Prompt
Copy out all the data, word for word.
◇ ◇ ◇ ◇ ◇
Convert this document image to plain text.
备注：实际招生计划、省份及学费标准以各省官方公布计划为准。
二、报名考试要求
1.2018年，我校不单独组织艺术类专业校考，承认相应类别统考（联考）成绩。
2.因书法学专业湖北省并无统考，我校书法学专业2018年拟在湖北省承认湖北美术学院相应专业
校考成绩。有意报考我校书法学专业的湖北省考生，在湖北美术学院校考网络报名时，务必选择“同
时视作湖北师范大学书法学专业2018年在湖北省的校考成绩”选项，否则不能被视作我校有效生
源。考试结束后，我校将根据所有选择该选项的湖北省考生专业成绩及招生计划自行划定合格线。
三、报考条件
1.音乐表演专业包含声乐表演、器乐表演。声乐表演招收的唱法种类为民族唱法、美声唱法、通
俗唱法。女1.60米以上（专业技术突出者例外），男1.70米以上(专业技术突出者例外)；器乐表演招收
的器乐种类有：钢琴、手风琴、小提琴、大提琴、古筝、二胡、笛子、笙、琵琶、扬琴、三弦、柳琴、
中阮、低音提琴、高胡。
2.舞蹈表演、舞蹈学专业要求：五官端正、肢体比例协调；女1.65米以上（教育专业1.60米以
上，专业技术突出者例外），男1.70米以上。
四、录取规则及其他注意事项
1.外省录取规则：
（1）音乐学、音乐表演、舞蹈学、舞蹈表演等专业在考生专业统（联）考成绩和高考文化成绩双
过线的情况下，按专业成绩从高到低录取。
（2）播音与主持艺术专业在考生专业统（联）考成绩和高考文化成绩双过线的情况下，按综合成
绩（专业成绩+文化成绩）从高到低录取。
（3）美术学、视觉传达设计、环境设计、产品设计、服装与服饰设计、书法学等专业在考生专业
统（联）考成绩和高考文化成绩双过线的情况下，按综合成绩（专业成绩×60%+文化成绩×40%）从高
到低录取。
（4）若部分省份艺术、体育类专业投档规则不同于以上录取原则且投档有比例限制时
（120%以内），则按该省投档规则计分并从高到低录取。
◇ ◇ ◇ ◇ ◇
Exercise response
Convert this document image to plain text.
备注：实际招生计划、省份及学费标准以各省官方公布计划为准。
二、报名考试要求
1.2018年，我校不单独组织艺术类专业校考，承认相应类别统考（联考）成绩。
2.因书法学专业湖北省并无统考，我校书法学专业2018年拟在湖北省承认湖北美术学院相应专业
校考成绩。有意报考我校书法学专业的湖北省考生，在湖北美术学院校考网络报名时，务必选择“同
时视作湖北师范大学书法学专业2018年在湖北省的校考成绩”选项，否则不能被视作我校有效生
源。考试结束后，我校将根据所有选择该选项的湖北省考生专业成绩及招生计划自行划定合格线。
三、报考条件
1.音乐表演专业包含声乐表演、器乐表演。声乐表演招收的唱法种类为民族唱法、美声唱法、通
俗唱法。女1.60米以上（专业技术突出者例外），男1.70米以上(专业技术突出者例外)；器乐表演招收
的器乐种类有：钢琴、手风琴、小提琴、大提琴、古筝、二胡、笛子、笙、琵琶、扬琴、三弦、柳琴、
中阮、低音提琴、高胡。
2.舞蹈表演、舞蹈学专业要求：五官端正、肢体比例协调；女1.65米以上（教育专业1.60米以
上，专业技术突出者例外），男1.70米以上。
四、录取规则及其他注意事项
1.外省录取规则：
（1）音乐学、音乐表演、舞蹈学、舞蹈表演等专业在考生专业统（联）考成绩和高考文化成绩双
过线的情况下，按专业成绩从高到低录取。
（2）播音与主持艺术专业在考生专业统（联）考成绩和高考文化成绩双过线的情况下，按综合成
绩（专业成绩+文化成绩）从高到低录取。
（3）美术学、视觉传达设计、环境设计、产品设计、服装与服饰设计、书法学等专业在考生专业
统（联）考成绩和高考文化成绩双过线的情况下，按综合成绩（专业成绩×60%+文化成绩×40%）从高
到低录取。
（4）若部分省份艺术、体育类专业投档规则不同于以上录取原则且投档有比例限制时
（120%以内），则按该省投档规则计分并从高到低录取。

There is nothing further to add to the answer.